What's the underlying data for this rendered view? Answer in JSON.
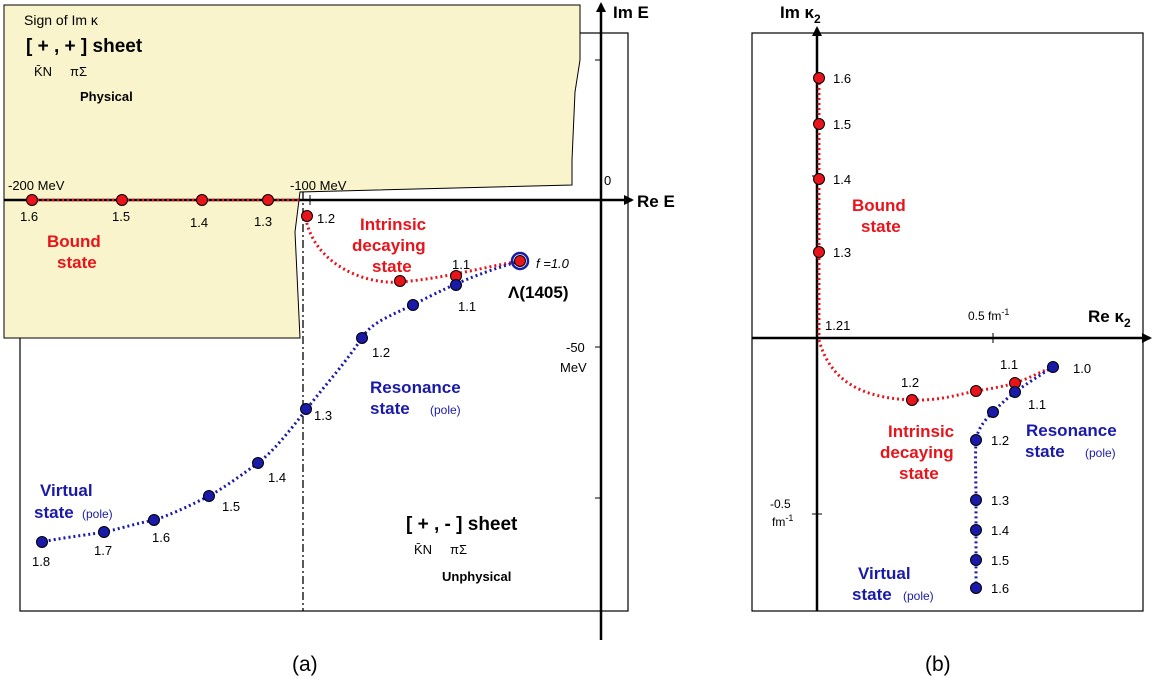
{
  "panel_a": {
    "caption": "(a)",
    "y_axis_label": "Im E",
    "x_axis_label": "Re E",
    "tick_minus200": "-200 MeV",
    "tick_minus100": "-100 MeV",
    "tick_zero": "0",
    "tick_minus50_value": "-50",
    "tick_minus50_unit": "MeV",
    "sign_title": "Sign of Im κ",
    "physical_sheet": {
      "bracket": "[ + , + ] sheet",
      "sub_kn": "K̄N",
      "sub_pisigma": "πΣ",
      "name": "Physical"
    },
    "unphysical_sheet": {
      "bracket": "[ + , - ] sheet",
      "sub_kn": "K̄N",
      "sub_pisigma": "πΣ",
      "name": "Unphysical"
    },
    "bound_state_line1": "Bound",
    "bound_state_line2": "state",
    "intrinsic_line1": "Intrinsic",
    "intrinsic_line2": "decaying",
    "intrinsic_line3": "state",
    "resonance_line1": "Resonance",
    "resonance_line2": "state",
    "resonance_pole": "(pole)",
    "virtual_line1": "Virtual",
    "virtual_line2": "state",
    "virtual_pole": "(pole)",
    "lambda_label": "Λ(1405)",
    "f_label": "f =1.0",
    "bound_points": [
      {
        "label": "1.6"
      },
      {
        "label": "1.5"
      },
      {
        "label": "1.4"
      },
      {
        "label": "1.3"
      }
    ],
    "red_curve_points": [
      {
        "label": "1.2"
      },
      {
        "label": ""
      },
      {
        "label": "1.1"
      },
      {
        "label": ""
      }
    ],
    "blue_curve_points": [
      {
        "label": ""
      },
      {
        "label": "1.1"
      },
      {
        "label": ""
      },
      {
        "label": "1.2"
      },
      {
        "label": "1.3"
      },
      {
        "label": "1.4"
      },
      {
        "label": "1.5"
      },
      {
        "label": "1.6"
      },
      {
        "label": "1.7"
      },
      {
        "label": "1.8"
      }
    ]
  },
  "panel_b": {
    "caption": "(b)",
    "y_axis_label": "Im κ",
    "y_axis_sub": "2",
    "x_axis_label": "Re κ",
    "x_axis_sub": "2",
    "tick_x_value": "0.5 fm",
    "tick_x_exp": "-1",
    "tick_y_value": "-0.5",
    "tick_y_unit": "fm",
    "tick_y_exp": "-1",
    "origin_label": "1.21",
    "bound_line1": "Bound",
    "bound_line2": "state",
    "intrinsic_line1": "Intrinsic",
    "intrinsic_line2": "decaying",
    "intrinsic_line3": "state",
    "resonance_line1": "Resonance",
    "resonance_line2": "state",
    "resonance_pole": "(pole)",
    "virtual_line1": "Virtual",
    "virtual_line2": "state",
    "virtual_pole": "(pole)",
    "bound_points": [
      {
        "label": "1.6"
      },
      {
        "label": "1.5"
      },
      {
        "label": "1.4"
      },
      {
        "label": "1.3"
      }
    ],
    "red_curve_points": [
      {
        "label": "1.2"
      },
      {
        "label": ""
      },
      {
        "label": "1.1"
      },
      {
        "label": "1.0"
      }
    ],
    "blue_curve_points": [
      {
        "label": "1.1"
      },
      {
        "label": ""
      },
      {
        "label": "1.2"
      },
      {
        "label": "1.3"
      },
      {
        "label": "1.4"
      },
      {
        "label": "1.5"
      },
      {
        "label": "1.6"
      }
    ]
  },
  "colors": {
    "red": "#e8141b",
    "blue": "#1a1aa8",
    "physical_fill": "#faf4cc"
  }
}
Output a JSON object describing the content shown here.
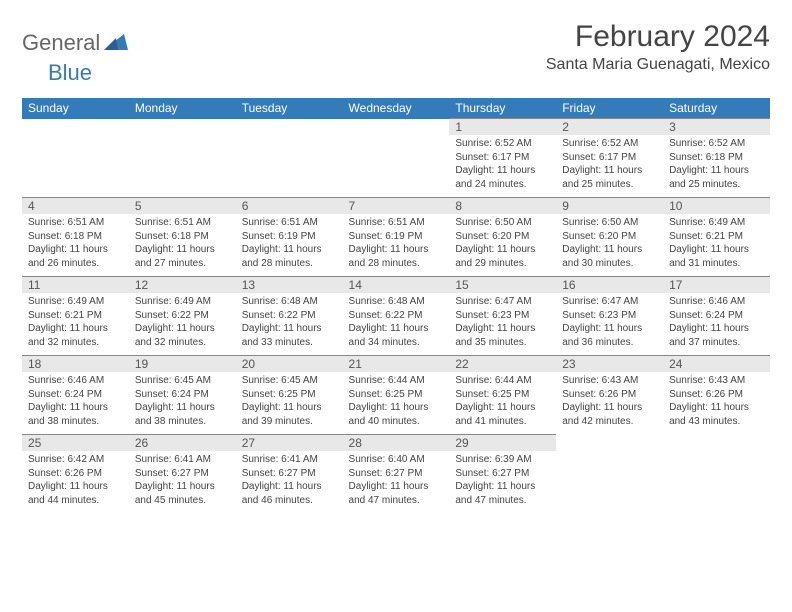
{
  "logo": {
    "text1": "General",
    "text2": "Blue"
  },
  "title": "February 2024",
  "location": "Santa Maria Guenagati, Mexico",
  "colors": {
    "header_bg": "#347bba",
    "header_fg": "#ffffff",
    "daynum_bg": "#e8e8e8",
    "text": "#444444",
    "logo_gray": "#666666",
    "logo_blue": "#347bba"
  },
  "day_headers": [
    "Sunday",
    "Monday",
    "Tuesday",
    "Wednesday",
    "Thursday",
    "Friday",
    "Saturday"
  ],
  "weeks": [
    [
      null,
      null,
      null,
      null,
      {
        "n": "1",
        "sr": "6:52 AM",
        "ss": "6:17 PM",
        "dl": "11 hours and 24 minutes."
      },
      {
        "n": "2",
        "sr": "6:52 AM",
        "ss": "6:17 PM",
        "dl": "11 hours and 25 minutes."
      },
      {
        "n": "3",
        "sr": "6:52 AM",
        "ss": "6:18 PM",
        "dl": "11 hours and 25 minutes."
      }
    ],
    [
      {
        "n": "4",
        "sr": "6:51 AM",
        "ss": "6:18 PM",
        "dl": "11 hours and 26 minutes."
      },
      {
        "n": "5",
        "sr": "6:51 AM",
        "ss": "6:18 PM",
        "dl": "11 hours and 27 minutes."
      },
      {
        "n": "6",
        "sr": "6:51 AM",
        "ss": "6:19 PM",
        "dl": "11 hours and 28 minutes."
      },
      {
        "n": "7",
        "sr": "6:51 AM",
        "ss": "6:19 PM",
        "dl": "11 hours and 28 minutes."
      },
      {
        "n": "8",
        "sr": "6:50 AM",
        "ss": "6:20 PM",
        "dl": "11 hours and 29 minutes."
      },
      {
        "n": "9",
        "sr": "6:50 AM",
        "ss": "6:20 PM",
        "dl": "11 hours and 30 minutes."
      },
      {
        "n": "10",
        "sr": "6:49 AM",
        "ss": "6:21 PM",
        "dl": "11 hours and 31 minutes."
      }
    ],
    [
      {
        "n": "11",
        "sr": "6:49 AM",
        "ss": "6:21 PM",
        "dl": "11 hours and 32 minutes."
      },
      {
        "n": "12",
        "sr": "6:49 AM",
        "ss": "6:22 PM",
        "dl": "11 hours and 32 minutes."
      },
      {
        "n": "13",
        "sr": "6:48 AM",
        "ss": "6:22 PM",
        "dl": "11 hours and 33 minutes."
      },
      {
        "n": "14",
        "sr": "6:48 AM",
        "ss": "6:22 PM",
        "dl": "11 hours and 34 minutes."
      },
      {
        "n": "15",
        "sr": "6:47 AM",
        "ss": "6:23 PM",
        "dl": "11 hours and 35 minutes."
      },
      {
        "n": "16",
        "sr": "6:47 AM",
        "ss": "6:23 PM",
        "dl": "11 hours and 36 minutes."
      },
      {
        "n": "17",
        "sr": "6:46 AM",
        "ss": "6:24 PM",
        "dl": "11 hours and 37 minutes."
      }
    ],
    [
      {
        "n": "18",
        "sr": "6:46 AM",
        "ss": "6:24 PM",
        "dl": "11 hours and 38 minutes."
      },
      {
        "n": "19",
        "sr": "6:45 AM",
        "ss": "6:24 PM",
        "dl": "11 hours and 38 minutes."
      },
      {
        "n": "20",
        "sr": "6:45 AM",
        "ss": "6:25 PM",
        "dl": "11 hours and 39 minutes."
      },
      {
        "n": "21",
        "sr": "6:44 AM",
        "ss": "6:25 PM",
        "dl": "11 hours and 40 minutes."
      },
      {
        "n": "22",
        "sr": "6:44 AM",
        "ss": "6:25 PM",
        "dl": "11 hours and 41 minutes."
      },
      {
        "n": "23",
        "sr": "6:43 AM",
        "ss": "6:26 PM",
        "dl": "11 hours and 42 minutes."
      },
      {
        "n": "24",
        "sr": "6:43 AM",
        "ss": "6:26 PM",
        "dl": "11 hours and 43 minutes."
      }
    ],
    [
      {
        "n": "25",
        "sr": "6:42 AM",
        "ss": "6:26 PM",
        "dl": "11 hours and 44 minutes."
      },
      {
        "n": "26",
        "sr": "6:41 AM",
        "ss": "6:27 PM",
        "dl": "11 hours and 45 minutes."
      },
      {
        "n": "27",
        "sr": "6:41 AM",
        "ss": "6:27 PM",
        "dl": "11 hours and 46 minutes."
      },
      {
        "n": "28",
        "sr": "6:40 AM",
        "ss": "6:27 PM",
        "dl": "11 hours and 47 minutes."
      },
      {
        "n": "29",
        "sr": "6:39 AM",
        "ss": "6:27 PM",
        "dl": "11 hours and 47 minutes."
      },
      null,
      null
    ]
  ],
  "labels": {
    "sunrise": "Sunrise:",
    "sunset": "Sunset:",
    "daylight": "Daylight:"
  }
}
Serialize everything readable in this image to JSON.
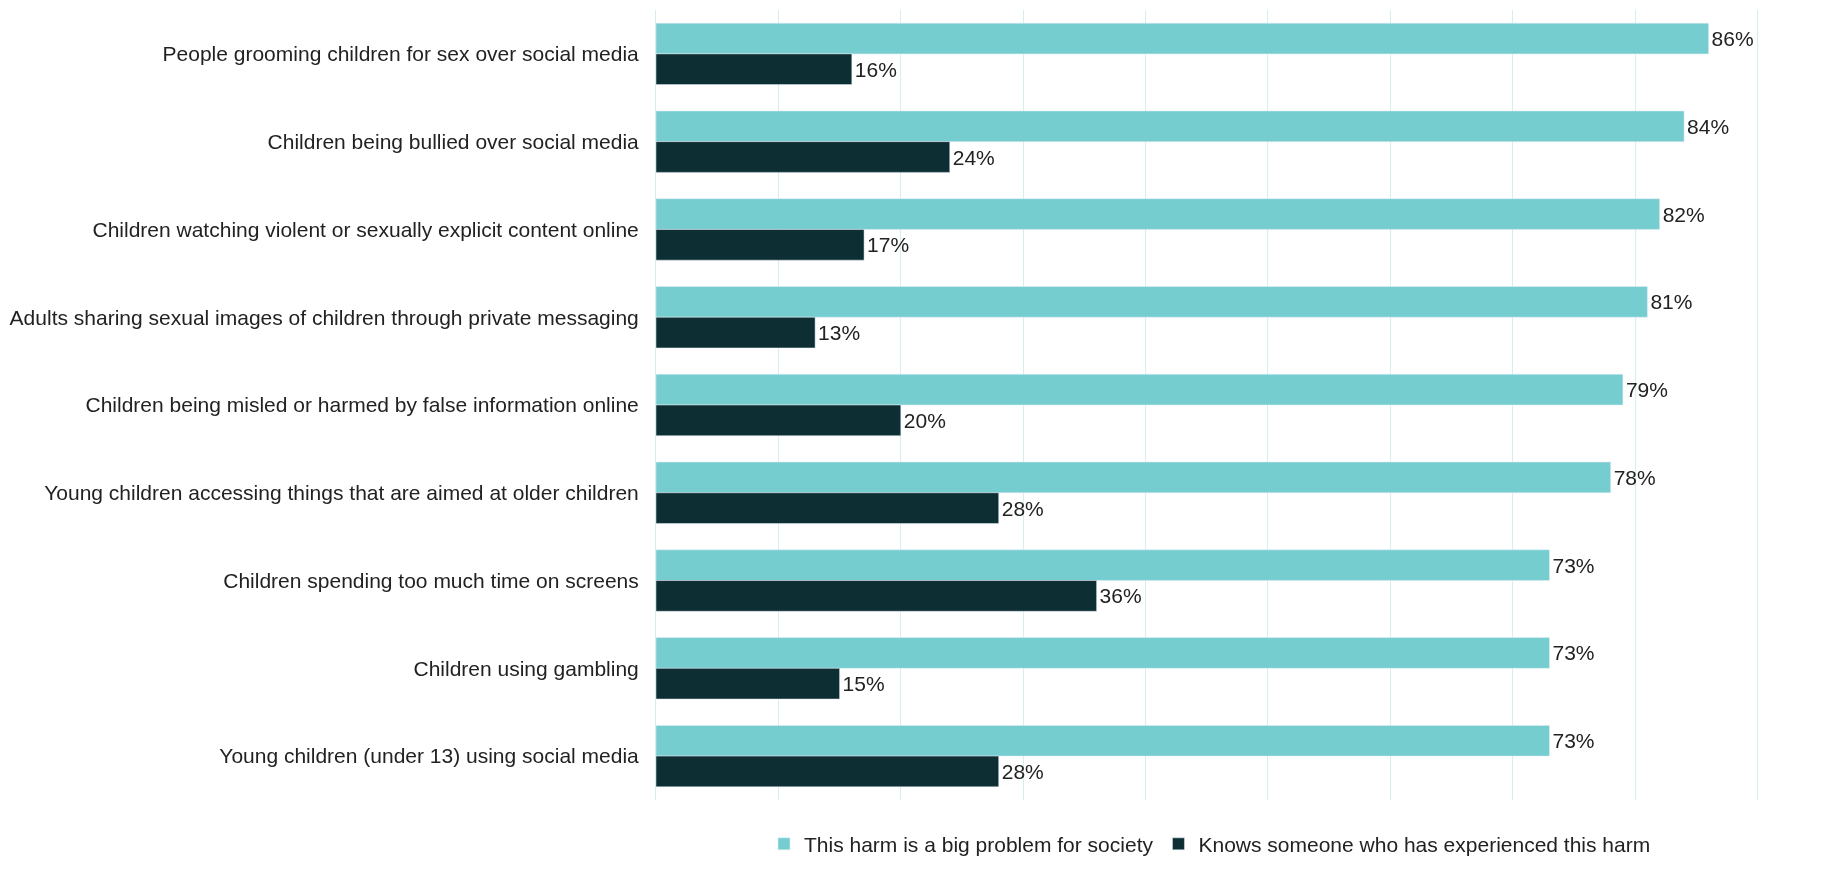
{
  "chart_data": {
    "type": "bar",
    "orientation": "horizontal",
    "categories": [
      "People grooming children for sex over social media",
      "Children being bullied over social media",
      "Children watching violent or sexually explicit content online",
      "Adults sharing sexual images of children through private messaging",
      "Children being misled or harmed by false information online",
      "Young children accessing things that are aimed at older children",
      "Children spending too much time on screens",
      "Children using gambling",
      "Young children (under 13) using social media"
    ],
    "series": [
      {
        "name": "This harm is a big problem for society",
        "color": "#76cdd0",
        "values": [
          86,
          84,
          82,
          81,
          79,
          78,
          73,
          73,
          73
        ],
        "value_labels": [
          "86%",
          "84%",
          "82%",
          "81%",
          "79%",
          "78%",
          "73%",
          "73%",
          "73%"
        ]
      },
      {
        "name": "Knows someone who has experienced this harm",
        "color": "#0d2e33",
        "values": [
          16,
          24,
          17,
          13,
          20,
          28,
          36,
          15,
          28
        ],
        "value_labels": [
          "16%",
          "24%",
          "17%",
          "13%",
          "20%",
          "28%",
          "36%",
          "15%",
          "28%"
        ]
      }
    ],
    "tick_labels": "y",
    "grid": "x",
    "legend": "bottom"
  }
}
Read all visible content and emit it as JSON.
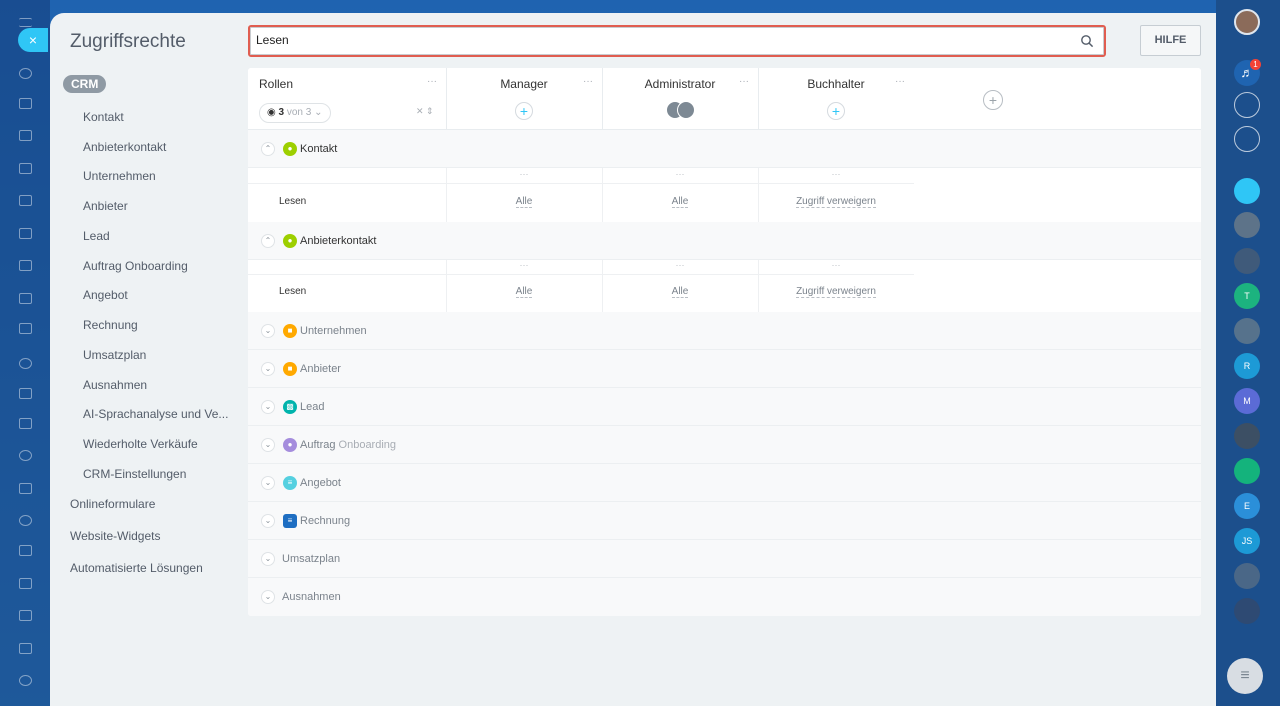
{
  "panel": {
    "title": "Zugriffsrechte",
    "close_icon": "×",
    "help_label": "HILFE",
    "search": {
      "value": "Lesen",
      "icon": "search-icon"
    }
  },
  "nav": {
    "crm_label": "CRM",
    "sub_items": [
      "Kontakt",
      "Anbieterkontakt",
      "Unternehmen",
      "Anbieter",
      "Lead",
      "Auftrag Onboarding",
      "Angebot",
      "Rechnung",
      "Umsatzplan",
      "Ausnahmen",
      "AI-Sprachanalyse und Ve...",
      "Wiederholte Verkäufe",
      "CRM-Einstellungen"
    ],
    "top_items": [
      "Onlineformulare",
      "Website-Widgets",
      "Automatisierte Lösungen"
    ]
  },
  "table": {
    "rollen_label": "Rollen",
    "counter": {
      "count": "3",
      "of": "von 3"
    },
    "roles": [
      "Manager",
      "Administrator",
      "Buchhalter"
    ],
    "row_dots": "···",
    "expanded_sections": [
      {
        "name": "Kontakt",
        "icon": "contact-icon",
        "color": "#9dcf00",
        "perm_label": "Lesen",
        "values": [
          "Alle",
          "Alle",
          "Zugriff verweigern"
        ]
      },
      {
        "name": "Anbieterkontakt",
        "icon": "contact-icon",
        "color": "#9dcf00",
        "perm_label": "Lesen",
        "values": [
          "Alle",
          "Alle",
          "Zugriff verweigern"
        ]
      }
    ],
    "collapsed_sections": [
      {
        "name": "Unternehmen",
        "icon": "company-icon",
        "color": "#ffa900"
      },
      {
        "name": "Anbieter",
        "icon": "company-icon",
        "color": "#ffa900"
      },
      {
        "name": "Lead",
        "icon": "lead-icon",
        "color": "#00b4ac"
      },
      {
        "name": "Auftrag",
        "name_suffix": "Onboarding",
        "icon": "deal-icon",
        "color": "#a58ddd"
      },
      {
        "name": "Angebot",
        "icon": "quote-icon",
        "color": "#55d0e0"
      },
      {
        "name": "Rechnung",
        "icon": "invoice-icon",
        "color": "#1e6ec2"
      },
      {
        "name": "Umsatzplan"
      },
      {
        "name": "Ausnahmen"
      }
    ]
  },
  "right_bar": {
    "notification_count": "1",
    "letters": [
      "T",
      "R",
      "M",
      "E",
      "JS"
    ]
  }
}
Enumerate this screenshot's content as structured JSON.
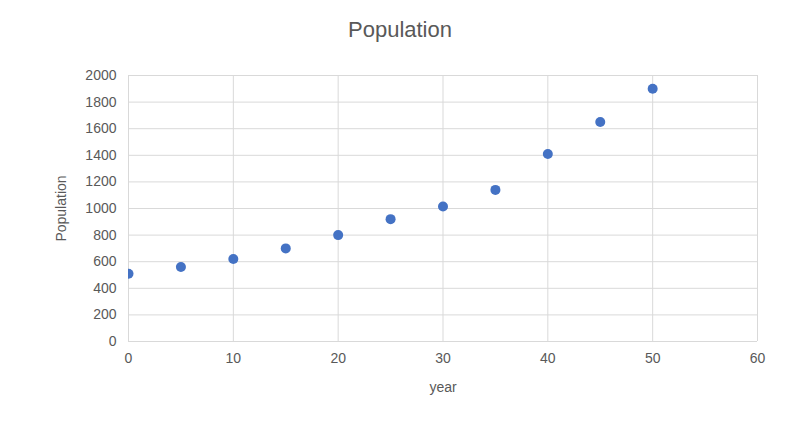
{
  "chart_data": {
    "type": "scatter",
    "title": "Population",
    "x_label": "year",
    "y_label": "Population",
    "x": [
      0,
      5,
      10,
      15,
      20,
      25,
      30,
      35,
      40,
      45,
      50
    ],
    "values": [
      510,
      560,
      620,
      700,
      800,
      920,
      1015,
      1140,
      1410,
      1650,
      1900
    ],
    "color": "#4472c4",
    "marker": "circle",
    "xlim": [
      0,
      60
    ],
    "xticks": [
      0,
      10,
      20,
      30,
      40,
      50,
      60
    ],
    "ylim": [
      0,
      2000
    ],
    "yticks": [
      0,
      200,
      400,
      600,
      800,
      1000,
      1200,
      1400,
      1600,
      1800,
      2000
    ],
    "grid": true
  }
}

• • • • •

Spot every line that holds "content" and copy it.

* **Response for this exercise**
Output a JSON object describing the content shown here.
      "Children watching violent or sexually explicit content online",
Read all visible content and emit it as JSON.
Enumerate this screenshot's content as structured JSON.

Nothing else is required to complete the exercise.